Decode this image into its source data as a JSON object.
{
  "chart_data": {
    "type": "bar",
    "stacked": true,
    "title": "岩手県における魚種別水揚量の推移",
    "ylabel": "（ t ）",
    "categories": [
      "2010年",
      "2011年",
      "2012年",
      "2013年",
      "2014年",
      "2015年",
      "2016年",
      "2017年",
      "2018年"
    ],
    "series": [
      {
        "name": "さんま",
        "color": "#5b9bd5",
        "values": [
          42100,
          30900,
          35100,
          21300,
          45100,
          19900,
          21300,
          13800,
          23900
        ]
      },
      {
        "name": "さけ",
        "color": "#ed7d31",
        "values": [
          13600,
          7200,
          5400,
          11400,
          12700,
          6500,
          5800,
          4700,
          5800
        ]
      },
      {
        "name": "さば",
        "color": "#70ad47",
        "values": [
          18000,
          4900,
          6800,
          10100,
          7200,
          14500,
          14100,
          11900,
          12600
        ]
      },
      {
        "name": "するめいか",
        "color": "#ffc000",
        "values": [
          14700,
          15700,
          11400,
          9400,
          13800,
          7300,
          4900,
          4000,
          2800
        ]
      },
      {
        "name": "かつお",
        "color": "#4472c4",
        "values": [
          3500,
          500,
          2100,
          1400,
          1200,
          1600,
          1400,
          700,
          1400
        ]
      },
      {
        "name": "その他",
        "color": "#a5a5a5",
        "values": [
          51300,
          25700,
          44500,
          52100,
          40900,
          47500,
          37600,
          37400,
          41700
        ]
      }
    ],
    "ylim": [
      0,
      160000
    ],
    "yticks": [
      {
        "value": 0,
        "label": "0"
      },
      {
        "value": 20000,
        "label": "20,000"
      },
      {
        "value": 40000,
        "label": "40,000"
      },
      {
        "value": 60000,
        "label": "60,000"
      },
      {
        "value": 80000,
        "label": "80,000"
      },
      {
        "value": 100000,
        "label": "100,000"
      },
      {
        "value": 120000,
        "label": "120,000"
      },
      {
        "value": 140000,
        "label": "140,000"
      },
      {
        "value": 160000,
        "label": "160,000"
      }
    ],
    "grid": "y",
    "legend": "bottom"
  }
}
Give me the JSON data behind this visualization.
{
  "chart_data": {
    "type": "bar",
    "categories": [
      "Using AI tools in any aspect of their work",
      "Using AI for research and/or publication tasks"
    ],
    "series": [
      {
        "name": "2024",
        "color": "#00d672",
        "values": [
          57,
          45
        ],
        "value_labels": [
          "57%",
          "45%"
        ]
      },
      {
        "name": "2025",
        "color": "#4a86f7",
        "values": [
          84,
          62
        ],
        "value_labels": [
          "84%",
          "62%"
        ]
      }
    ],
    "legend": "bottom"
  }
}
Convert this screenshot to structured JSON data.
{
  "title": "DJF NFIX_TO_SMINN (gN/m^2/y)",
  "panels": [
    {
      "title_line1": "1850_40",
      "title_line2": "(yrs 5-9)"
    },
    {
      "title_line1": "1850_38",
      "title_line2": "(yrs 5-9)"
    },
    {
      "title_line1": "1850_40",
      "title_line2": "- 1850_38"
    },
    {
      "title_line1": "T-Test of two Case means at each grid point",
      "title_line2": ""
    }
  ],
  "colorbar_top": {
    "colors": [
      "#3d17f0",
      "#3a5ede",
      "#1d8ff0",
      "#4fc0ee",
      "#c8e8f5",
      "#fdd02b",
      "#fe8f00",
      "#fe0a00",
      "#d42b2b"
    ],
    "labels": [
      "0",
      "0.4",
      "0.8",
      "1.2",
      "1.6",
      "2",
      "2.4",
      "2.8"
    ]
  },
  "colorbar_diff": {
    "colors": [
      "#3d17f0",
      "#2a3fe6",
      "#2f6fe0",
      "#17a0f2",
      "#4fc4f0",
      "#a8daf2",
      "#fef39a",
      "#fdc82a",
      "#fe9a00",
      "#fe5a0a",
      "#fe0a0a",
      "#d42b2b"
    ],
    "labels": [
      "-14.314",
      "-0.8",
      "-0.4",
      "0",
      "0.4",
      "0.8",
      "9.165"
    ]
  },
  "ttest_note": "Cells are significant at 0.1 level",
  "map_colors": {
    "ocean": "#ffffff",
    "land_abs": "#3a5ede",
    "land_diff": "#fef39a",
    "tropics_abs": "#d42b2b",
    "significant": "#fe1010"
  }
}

======

- _TASK OBJECTIVE_:
Return what is listed above, exactly and completely.

- _FULL ANSWER_:
Decode this image into its source data as a JSON object.
{
  "chart_data": {
    "type": "bar",
    "stacked": true,
    "title": "岩手県における魚種別水揚量の推移",
    "ylabel": "（ t ）",
    "categories": [
      "2010年",
      "2011年",
      "2012年",
      "2013年",
      "2014年",
      "2015年",
      "2016年",
      "2017年",
      "2018年"
    ],
    "series": [
      {
        "name": "さんま",
        "color": "#5b9bd5",
        "values": [
          42100,
          30900,
          35100,
          21300,
          45100,
          19900,
          21300,
          13800,
          23900
        ]
      },
      {
        "name": "さけ",
        "color": "#ed7d31",
        "values": [
          13600,
          7200,
          5400,
          11400,
          12700,
          6500,
          5800,
          4700,
          5800
        ]
      },
      {
        "name": "さば",
        "color": "#70ad47",
        "values": [
          18000,
          4900,
          6800,
          10100,
          7200,
          14500,
          14100,
          11900,
          12600
        ]
      },
      {
        "name": "するめいか",
        "color": "#ffc000",
        "values": [
          14700,
          15700,
          11400,
          9400,
          13800,
          7300,
          4900,
          4000,
          2800
        ]
      },
      {
        "name": "かつお",
        "color": "#4472c4",
        "values": [
          3500,
          500,
          2100,
          1400,
          1200,
          1600,
          1400,
          700,
          1400
        ]
      },
      {
        "name": "その他",
        "color": "#a5a5a5",
        "values": [
          51300,
          25700,
          44500,
          52100,
          40900,
          47500,
          37600,
          37400,
          41700
        ]
      }
    ],
    "ylim": [
      0,
      160000
    ],
    "yticks": [
      {
        "value": 0,
        "label": "0"
      },
      {
        "value": 20000,
        "label": "20,000"
      },
      {
        "value": 40000,
        "label": "40,000"
      },
      {
        "value": 60000,
        "label": "60,000"
      },
      {
        "value": 80000,
        "label": "80,000"
      },
      {
        "value": 100000,
        "label": "100,000"
      },
      {
        "value": 120000,
        "label": "120,000"
      },
      {
        "value": 140000,
        "label": "140,000"
      },
      {
        "value": 160000,
        "label": "160,000"
      }
    ],
    "grid": "y",
    "legend": "bottom"
  }
}
Give me the JSON data behind this visualization.
{
  "chart_data": {
    "type": "bar",
    "categories": [
      "Using AI tools in any aspect of their work",
      "Using AI for research and/or publication tasks"
    ],
    "series": [
      {
        "name": "2024",
        "color": "#00d672",
        "values": [
          57,
          45
        ],
        "value_labels": [
          "57%",
          "45%"
        ]
      },
      {
        "name": "2025",
        "color": "#4a86f7",
        "values": [
          84,
          62
        ],
        "value_labels": [
          "84%",
          "62%"
        ]
      }
    ],
    "legend": "bottom"
  }
}
Convert this screenshot to structured JSON data.
{
  "title": "DJF NFIX_TO_SMINN (gN/m^2/y)",
  "panels": [
    {
      "title_line1": "1850_40",
      "title_line2": "(yrs 5-9)"
    },
    {
      "title_line1": "1850_38",
      "title_line2": "(yrs 5-9)"
    },
    {
      "title_line1": "1850_40",
      "title_line2": "- 1850_38"
    },
    {
      "title_line1": "T-Test of two Case means at each grid point",
      "title_line2": ""
    }
  ],
  "colorbar_top": {
    "colors": [
      "#3d17f0",
      "#3a5ede",
      "#1d8ff0",
      "#4fc0ee",
      "#c8e8f5",
      "#fdd02b",
      "#fe8f00",
      "#fe0a00",
      "#d42b2b"
    ],
    "labels": [
      "0",
      "0.4",
      "0.8",
      "1.2",
      "1.6",
      "2",
      "2.4",
      "2.8"
    ]
  },
  "colorbar_diff": {
    "colors": [
      "#3d17f0",
      "#2a3fe6",
      "#2f6fe0",
      "#17a0f2",
      "#4fc4f0",
      "#a8daf2",
      "#fef39a",
      "#fdc82a",
      "#fe9a00",
      "#fe5a0a",
      "#fe0a0a",
      "#d42b2b"
    ],
    "labels": [
      "-14.314",
      "-0.8",
      "-0.4",
      "0",
      "0.4",
      "0.8",
      "9.165"
    ]
  },
  "ttest_note": "Cells are significant at 0.1 level",
  "map_colors": {
    "ocean": "#ffffff",
    "land_abs": "#3a5ede",
    "land_diff": "#fef39a",
    "tropics_abs": "#d42b2b",
    "significant": "#fe1010"
  }
}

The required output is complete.